◆ Exercise instructions
Please write out the material word for word, starting with the line that contains "detect and localize" and going on through the line that contains "cell-r2c1[interactable]: 6 xyxy=(10,151,55,196)", with both of those lines included.

[Labeled box records]
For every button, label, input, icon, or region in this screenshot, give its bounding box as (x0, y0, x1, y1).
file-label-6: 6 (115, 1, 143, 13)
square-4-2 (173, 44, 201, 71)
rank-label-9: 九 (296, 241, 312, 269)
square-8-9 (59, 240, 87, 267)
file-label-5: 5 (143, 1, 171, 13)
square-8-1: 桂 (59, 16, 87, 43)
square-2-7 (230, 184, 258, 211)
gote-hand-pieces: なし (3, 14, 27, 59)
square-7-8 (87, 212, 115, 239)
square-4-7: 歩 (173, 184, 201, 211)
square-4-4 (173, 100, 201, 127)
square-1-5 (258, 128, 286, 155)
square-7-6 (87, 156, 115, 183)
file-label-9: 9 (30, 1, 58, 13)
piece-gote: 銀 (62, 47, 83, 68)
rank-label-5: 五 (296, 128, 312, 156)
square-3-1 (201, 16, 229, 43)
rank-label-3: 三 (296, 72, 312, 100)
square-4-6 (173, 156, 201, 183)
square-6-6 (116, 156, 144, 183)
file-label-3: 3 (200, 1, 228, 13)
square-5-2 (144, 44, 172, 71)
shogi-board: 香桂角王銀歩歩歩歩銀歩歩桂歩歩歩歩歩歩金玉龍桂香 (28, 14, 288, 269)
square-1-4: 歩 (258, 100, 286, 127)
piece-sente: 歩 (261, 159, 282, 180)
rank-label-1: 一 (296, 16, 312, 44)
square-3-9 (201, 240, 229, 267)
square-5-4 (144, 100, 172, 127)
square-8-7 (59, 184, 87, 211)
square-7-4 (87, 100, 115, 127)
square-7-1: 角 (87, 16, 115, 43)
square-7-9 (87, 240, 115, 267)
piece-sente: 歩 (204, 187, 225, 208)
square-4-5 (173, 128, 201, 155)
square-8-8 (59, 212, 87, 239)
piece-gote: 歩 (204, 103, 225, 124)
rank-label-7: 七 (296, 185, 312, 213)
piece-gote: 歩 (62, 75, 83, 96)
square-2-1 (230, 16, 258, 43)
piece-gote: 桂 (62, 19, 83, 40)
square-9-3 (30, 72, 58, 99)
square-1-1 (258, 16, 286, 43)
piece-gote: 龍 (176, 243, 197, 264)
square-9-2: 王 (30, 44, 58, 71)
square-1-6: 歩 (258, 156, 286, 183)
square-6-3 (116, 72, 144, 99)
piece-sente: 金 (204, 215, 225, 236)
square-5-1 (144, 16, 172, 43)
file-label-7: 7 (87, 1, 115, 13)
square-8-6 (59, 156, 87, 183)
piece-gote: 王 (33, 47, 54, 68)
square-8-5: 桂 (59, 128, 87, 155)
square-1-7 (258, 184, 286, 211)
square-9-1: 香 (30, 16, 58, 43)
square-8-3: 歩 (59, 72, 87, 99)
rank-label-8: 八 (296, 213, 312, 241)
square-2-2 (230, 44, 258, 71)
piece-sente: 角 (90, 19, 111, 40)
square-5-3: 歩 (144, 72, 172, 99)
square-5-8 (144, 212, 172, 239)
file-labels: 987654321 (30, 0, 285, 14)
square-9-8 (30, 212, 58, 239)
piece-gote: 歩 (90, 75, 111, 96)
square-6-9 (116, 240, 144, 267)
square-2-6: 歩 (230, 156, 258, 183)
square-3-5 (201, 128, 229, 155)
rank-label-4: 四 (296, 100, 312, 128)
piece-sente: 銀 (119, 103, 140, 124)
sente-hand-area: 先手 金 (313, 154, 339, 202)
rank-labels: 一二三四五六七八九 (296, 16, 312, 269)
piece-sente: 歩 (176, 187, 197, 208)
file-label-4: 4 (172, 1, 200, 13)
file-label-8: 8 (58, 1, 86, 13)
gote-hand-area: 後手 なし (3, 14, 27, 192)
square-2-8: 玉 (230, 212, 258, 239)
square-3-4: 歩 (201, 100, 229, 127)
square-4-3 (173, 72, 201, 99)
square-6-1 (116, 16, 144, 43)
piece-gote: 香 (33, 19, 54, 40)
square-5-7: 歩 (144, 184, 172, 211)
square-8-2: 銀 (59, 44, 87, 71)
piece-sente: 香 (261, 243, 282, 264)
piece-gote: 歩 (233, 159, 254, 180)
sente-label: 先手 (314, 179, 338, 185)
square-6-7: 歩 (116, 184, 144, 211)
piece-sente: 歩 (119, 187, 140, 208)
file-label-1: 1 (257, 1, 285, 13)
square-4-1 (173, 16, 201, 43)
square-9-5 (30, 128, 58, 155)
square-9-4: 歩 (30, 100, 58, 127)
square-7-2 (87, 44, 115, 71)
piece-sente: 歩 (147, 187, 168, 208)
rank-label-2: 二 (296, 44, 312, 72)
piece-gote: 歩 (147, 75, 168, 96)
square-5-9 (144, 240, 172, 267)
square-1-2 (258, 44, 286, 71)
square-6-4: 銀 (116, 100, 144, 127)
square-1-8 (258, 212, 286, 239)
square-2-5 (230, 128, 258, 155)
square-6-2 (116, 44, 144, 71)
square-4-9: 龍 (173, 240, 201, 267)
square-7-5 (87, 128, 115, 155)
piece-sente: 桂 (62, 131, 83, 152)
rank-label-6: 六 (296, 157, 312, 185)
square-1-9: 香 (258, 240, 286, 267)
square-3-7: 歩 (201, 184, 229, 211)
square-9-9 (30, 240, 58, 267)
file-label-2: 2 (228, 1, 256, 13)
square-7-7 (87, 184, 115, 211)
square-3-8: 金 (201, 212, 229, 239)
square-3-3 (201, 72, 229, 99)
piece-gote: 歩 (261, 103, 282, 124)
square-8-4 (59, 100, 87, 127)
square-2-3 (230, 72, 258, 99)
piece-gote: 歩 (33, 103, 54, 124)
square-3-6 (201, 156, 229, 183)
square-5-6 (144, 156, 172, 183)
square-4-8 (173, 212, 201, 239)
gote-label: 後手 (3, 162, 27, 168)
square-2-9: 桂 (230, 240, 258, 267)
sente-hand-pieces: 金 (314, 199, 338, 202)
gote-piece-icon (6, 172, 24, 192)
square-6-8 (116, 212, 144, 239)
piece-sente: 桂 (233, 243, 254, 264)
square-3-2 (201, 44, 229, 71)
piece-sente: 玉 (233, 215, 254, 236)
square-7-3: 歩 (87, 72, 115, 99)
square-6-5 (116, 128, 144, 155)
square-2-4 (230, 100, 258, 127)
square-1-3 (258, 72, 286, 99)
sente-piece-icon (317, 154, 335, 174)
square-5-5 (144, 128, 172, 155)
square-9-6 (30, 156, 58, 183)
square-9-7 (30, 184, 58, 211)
...
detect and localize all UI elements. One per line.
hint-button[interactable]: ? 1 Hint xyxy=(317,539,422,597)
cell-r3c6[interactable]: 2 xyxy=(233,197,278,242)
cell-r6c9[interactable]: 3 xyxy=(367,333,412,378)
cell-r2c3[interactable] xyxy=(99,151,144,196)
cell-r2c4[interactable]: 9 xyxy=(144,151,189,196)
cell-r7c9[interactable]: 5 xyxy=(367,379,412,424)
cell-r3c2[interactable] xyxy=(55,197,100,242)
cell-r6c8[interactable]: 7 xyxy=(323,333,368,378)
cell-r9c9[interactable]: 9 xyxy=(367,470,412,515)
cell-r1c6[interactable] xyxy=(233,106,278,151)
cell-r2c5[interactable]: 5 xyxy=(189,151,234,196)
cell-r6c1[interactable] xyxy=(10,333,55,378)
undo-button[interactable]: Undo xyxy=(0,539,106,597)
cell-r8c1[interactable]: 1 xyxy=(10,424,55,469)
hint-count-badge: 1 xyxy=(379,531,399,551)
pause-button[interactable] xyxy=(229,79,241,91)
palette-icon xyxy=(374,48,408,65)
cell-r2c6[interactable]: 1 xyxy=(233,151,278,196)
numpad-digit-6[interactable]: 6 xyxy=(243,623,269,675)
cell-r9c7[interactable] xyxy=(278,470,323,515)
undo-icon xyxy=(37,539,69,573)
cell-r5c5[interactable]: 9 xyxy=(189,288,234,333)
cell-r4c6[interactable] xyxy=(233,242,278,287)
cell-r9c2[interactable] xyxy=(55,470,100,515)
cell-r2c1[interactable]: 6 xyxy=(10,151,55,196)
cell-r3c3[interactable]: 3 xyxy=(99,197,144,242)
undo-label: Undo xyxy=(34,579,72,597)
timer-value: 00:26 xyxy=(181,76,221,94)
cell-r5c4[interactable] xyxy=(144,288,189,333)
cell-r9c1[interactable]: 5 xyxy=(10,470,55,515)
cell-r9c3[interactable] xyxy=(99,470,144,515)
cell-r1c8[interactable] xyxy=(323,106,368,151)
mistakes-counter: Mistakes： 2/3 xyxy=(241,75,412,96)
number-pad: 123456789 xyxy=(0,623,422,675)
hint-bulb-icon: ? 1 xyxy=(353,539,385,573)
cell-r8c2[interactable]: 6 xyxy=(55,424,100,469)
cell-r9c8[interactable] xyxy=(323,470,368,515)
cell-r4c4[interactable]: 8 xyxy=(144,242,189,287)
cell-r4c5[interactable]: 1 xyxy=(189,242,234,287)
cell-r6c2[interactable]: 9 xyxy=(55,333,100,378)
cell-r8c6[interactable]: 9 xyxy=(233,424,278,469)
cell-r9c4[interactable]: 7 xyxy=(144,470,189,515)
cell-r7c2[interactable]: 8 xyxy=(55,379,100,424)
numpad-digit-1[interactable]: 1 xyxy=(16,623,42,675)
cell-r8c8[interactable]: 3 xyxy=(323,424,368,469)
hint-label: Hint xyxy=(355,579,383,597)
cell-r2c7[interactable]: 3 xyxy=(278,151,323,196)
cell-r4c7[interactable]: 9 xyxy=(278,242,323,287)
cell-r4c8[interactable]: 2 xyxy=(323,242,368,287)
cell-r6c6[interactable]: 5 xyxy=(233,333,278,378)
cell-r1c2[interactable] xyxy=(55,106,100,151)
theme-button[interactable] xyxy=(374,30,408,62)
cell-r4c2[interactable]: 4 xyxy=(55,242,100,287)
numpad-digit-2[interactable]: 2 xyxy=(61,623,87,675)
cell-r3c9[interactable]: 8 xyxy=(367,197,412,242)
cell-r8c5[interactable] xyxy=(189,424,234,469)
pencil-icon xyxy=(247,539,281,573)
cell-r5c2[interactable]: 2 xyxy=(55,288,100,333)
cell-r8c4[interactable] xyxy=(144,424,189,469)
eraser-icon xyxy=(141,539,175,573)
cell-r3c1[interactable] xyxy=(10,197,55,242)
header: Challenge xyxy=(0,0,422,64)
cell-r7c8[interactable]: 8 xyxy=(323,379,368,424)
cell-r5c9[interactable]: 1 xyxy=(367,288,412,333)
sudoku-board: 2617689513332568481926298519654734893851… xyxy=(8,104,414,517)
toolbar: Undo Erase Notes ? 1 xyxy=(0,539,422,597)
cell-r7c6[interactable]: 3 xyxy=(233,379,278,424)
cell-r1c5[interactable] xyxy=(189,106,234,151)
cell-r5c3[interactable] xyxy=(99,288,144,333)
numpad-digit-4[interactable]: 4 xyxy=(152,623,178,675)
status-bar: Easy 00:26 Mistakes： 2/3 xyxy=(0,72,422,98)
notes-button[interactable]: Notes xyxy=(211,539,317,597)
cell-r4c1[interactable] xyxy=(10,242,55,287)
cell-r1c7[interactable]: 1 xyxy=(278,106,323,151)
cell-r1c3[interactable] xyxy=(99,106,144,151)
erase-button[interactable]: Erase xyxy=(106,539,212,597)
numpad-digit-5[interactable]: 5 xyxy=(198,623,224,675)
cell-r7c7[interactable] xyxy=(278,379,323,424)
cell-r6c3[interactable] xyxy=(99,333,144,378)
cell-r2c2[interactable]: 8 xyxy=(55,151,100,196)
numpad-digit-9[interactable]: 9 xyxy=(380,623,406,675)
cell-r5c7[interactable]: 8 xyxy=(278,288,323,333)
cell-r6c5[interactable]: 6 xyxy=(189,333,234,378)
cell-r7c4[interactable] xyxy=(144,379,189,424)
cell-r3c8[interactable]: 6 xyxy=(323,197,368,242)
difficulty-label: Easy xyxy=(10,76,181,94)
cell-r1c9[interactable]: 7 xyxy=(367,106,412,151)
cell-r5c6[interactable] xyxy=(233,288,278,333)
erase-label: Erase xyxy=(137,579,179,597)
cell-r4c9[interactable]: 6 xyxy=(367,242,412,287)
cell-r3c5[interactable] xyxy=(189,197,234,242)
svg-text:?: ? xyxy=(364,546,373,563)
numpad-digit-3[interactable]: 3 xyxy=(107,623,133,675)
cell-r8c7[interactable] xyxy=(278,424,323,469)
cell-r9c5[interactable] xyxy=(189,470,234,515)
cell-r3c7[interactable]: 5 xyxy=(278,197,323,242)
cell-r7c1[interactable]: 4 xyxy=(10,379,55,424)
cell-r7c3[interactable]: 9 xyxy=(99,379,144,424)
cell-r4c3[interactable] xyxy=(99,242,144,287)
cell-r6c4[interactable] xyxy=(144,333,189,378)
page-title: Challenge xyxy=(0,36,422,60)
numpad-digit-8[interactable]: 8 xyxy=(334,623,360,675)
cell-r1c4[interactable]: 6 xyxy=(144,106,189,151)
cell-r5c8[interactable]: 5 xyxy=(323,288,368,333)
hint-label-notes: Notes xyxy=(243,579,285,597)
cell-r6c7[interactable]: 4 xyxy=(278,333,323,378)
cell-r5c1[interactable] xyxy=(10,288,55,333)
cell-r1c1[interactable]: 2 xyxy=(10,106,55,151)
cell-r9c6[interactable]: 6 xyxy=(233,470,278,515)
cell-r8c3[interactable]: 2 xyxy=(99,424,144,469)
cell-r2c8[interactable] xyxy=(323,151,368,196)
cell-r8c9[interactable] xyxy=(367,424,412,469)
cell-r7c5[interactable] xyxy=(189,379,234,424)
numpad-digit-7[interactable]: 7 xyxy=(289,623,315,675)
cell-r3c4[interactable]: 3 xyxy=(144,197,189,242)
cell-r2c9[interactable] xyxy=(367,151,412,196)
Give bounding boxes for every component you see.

◆ Response to this task
detect and localize all UI elements. One per line.
hint-button[interactable]: ? 1 Hint xyxy=(317,539,422,597)
cell-r3c6[interactable]: 2 xyxy=(233,197,278,242)
cell-r6c9[interactable]: 3 xyxy=(367,333,412,378)
cell-r2c3[interactable] xyxy=(99,151,144,196)
cell-r2c4[interactable]: 9 xyxy=(144,151,189,196)
cell-r7c9[interactable]: 5 xyxy=(367,379,412,424)
cell-r3c2[interactable] xyxy=(55,197,100,242)
cell-r6c8[interactable]: 7 xyxy=(323,333,368,378)
cell-r9c9[interactable]: 9 xyxy=(367,470,412,515)
cell-r1c6[interactable] xyxy=(233,106,278,151)
cell-r2c5[interactable]: 5 xyxy=(189,151,234,196)
cell-r6c1[interactable] xyxy=(10,333,55,378)
undo-button[interactable]: Undo xyxy=(0,539,106,597)
cell-r8c1[interactable]: 1 xyxy=(10,424,55,469)
hint-count-badge: 1 xyxy=(379,531,399,551)
pause-button[interactable] xyxy=(229,79,241,91)
palette-icon xyxy=(374,48,408,65)
cell-r2c6[interactable]: 1 xyxy=(233,151,278,196)
numpad-digit-6[interactable]: 6 xyxy=(243,623,269,675)
cell-r9c7[interactable] xyxy=(278,470,323,515)
undo-icon xyxy=(37,539,69,573)
cell-r5c5[interactable]: 9 xyxy=(189,288,234,333)
cell-r4c6[interactable] xyxy=(233,242,278,287)
cell-r9c2[interactable] xyxy=(55,470,100,515)
cell-r2c1[interactable]: 6 xyxy=(10,151,55,196)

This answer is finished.